Records that describe figures:
◇ ◇ ◇ ◇ ◇ ◇ ◇

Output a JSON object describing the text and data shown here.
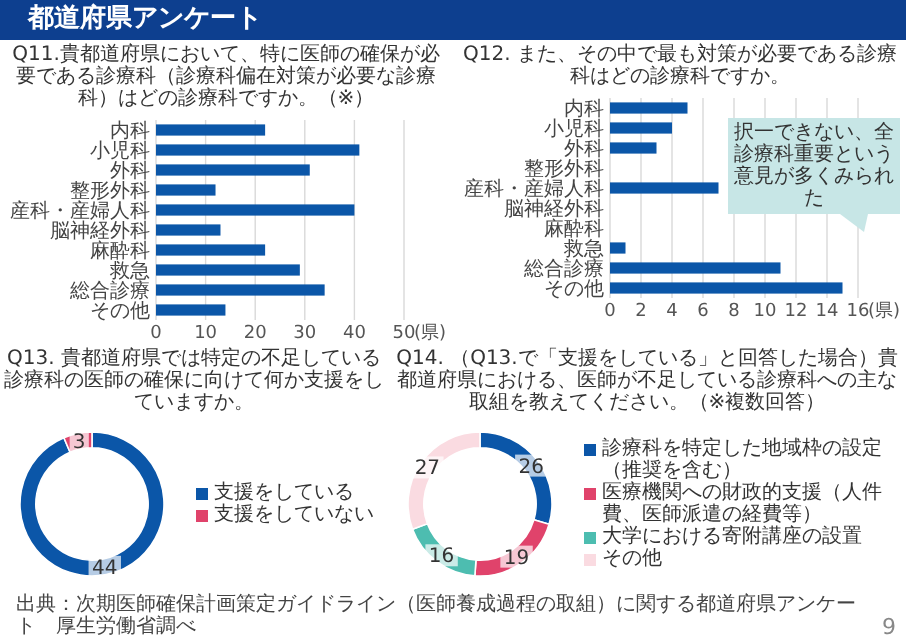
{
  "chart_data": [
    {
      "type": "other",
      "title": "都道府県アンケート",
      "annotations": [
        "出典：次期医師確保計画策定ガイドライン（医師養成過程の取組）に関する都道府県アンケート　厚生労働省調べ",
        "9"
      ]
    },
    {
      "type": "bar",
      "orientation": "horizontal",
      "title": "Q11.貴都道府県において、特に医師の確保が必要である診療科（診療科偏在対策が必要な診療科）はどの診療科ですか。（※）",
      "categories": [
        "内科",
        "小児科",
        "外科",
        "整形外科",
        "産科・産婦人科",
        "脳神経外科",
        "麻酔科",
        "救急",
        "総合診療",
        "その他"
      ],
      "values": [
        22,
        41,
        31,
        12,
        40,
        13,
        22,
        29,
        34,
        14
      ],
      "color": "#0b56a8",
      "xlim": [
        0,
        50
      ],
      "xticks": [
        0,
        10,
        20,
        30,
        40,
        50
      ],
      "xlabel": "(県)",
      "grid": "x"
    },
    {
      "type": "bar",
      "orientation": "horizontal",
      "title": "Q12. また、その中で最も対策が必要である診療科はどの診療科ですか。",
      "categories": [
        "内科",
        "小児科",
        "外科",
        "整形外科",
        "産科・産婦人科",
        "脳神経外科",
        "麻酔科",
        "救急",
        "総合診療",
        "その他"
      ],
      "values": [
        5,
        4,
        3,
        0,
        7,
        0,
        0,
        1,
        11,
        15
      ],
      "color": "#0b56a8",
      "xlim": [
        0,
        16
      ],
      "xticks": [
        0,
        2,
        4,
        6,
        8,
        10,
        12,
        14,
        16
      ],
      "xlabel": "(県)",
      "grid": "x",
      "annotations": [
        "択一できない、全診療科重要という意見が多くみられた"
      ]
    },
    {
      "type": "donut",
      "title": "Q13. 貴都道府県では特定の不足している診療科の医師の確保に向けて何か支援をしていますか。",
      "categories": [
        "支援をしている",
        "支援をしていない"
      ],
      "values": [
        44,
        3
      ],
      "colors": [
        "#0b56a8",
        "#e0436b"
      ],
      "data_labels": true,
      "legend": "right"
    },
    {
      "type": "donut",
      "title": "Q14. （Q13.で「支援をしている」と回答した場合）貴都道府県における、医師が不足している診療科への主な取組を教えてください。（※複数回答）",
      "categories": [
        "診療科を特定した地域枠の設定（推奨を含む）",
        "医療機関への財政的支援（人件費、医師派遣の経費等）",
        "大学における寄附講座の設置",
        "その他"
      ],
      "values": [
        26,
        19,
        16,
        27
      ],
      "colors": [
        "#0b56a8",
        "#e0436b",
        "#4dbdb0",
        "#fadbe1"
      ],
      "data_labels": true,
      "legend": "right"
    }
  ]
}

◇ ◇ ◇ ◇ ◇ ◇ ◇

- [The exercise]: Transcribe the listing in full and omit the pictures.

- [Result]:
Output a JSON object describing the text and data shown here.
{
  "chart_data": [
    {
      "type": "other",
      "title": "都道府県アンケート",
      "annotations": [
        "出典：次期医師確保計画策定ガイドライン（医師養成過程の取組）に関する都道府県アンケート　厚生労働省調べ",
        "9"
      ]
    },
    {
      "type": "bar",
      "orientation": "horizontal",
      "title": "Q11.貴都道府県において、特に医師の確保が必要である診療科（診療科偏在対策が必要な診療科）はどの診療科ですか。（※）",
      "categories": [
        "内科",
        "小児科",
        "外科",
        "整形外科",
        "産科・産婦人科",
        "脳神経外科",
        "麻酔科",
        "救急",
        "総合診療",
        "その他"
      ],
      "values": [
        22,
        41,
        31,
        12,
        40,
        13,
        22,
        29,
        34,
        14
      ],
      "color": "#0b56a8",
      "xlim": [
        0,
        50
      ],
      "xticks": [
        0,
        10,
        20,
        30,
        40,
        50
      ],
      "xlabel": "(県)",
      "grid": "x"
    },
    {
      "type": "bar",
      "orientation": "horizontal",
      "title": "Q12. また、その中で最も対策が必要である診療科はどの診療科ですか。",
      "categories": [
        "内科",
        "小児科",
        "外科",
        "整形外科",
        "産科・産婦人科",
        "脳神経外科",
        "麻酔科",
        "救急",
        "総合診療",
        "その他"
      ],
      "values": [
        5,
        4,
        3,
        0,
        7,
        0,
        0,
        1,
        11,
        15
      ],
      "color": "#0b56a8",
      "xlim": [
        0,
        16
      ],
      "xticks": [
        0,
        2,
        4,
        6,
        8,
        10,
        12,
        14,
        16
      ],
      "xlabel": "(県)",
      "grid": "x",
      "annotations": [
        "択一できない、全診療科重要という意見が多くみられた"
      ]
    },
    {
      "type": "donut",
      "title": "Q13. 貴都道府県では特定の不足している診療科の医師の確保に向けて何か支援をしていますか。",
      "categories": [
        "支援をしている",
        "支援をしていない"
      ],
      "values": [
        44,
        3
      ],
      "colors": [
        "#0b56a8",
        "#e0436b"
      ],
      "data_labels": true,
      "legend": "right"
    },
    {
      "type": "donut",
      "title": "Q14. （Q13.で「支援をしている」と回答した場合）貴都道府県における、医師が不足している診療科への主な取組を教えてください。（※複数回答）",
      "categories": [
        "診療科を特定した地域枠の設定（推奨を含む）",
        "医療機関への財政的支援（人件費、医師派遣の経費等）",
        "大学における寄附講座の設置",
        "その他"
      ],
      "values": [
        26,
        19,
        16,
        27
      ],
      "colors": [
        "#0b56a8",
        "#e0436b",
        "#4dbdb0",
        "#fadbe1"
      ],
      "data_labels": true,
      "legend": "right"
    }
  ]
}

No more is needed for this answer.